RAW RECORDS =
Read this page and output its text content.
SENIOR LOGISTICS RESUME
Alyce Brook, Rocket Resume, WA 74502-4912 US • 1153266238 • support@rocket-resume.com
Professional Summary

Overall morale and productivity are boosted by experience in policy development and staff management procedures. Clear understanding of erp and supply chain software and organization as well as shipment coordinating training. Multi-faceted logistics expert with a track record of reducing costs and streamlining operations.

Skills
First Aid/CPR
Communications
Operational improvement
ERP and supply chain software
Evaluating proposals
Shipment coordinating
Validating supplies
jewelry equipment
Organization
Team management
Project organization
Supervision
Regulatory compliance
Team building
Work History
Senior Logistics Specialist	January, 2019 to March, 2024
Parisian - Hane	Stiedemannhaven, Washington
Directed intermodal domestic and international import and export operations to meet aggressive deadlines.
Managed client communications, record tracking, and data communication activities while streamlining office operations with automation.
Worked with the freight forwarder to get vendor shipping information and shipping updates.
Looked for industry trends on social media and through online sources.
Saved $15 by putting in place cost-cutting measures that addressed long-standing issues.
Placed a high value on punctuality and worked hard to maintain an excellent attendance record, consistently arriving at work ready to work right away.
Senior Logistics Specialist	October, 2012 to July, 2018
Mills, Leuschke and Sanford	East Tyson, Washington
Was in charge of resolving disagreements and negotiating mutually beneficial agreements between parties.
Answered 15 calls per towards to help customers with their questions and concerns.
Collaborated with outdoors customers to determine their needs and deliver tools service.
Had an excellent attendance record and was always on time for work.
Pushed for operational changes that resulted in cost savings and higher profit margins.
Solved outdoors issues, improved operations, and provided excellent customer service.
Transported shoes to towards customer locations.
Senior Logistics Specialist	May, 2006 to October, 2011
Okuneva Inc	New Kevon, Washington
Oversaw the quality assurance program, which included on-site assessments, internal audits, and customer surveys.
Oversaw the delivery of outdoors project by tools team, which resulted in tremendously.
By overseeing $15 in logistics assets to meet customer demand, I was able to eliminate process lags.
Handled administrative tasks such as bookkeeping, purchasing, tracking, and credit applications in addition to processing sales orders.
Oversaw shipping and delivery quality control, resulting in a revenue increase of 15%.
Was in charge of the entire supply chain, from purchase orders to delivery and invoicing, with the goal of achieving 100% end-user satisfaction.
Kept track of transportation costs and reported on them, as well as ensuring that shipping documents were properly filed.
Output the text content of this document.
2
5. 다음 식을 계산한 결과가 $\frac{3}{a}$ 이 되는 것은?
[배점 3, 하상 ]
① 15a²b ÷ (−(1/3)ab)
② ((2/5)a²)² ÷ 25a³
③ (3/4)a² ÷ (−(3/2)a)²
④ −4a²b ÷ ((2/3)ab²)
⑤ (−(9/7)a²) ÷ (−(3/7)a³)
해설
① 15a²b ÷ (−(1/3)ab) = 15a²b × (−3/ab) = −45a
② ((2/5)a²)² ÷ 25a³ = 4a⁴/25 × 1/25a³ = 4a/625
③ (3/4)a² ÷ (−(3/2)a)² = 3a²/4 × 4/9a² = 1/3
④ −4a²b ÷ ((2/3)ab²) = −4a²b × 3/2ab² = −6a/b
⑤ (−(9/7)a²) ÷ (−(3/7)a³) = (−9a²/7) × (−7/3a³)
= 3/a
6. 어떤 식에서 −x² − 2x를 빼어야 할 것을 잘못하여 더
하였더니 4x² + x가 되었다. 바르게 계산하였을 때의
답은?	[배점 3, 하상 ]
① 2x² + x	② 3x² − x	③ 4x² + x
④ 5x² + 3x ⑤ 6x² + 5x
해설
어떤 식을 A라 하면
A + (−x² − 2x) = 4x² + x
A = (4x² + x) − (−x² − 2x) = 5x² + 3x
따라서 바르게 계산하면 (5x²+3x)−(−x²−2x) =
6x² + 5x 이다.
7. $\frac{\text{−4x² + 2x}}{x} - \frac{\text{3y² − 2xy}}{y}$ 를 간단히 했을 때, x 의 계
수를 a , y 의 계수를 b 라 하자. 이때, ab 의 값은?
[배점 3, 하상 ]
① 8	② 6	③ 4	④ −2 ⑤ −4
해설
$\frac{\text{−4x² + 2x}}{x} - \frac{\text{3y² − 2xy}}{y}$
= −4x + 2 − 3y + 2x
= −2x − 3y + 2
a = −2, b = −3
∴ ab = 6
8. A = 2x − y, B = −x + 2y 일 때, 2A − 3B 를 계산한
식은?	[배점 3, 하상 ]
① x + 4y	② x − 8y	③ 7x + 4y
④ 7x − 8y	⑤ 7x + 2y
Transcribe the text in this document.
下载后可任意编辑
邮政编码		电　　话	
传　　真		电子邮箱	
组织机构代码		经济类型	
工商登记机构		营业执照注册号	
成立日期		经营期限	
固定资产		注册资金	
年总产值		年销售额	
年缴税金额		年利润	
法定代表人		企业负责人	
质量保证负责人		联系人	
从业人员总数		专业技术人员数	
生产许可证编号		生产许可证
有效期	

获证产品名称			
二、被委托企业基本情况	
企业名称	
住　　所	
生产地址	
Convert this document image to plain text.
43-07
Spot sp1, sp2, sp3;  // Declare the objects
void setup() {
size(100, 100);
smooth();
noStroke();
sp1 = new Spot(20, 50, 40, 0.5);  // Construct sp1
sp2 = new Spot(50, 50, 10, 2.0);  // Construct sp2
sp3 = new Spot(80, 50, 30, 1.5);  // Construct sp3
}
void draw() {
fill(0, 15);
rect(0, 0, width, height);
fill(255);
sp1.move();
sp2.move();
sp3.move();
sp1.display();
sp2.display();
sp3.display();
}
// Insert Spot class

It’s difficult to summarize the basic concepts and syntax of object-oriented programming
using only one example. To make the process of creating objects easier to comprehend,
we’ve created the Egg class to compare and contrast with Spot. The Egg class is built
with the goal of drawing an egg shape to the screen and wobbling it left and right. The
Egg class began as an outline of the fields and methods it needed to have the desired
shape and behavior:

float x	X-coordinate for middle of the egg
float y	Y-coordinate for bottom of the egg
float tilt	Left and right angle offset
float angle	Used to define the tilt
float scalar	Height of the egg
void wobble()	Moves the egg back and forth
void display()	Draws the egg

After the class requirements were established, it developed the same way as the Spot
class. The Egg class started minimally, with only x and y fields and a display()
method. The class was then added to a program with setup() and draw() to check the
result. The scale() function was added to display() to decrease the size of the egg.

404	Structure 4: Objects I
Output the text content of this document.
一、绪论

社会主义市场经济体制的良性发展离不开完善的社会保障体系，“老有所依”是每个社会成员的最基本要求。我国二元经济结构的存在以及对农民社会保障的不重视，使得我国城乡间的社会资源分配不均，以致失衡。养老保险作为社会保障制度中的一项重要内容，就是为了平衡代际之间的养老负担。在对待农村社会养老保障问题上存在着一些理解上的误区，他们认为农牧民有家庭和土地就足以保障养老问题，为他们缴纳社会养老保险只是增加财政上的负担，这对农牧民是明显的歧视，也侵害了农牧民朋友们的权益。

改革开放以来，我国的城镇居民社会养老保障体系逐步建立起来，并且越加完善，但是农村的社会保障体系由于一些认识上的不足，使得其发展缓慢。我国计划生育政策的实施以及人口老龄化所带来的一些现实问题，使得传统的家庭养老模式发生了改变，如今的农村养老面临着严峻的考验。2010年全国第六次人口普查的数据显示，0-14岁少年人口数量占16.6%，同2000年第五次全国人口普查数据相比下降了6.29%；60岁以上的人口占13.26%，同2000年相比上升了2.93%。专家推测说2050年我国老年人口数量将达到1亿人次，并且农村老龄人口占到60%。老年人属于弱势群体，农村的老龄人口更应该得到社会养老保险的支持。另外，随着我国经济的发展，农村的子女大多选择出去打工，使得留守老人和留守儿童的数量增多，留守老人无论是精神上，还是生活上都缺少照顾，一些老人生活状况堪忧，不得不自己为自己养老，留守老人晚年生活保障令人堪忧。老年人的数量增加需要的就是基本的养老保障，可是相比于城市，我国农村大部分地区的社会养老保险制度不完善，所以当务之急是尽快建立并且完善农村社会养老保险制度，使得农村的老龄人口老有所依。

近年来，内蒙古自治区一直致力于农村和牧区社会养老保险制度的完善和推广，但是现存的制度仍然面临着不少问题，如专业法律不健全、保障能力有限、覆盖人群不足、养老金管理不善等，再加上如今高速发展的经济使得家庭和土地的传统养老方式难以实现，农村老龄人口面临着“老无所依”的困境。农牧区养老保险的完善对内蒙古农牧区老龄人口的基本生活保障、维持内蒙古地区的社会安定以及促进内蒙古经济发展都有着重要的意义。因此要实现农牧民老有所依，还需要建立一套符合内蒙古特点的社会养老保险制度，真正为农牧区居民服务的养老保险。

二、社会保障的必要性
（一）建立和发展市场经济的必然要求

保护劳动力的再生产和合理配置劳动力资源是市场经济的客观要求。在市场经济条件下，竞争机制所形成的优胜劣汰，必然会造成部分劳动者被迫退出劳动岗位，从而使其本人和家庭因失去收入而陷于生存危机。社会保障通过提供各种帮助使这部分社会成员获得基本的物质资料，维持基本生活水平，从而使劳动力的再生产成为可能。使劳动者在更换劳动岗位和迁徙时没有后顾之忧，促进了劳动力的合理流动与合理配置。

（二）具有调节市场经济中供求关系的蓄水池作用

GOAL OF THE EXERCISE =
Look through the entries above; copy every line holding the string "customers".

THE COMPLETED TASK =
Answered 15 calls per towards to help customers with their questions and concerns.
Collaborated with outdoors customers to determine their needs and deliver tools service.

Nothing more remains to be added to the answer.